- Data shown
-- -- --

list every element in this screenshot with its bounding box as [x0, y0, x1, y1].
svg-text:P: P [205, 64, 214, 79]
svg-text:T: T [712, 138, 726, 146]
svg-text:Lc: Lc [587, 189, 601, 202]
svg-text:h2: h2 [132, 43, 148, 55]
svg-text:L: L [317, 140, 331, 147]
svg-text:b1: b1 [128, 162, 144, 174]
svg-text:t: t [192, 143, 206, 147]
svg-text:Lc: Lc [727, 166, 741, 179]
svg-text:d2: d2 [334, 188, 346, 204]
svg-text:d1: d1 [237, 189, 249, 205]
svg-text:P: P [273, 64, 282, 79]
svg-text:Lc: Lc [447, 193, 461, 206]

-- -- --

- Do this
Could you output the whole listing above again, every line with each character unchanged and in its original order?

- Final answer
list every element in this screenshot with its bounding box as [x0, y0, x1, y1].
svg-text:P: P [205, 64, 214, 79]
svg-text:T: T [712, 138, 726, 146]
svg-text:Lc: Lc [587, 189, 601, 202]
svg-text:h2: h2 [132, 43, 148, 55]
svg-text:L: L [317, 140, 331, 147]
svg-text:b1: b1 [128, 162, 144, 174]
svg-text:t: t [192, 143, 206, 147]
svg-text:Lc: Lc [727, 166, 741, 179]
svg-text:d2: d2 [334, 188, 346, 204]
svg-text:d1: d1 [237, 189, 249, 205]
svg-text:P: P [273, 64, 282, 79]
svg-text:Lc: Lc [447, 193, 461, 206]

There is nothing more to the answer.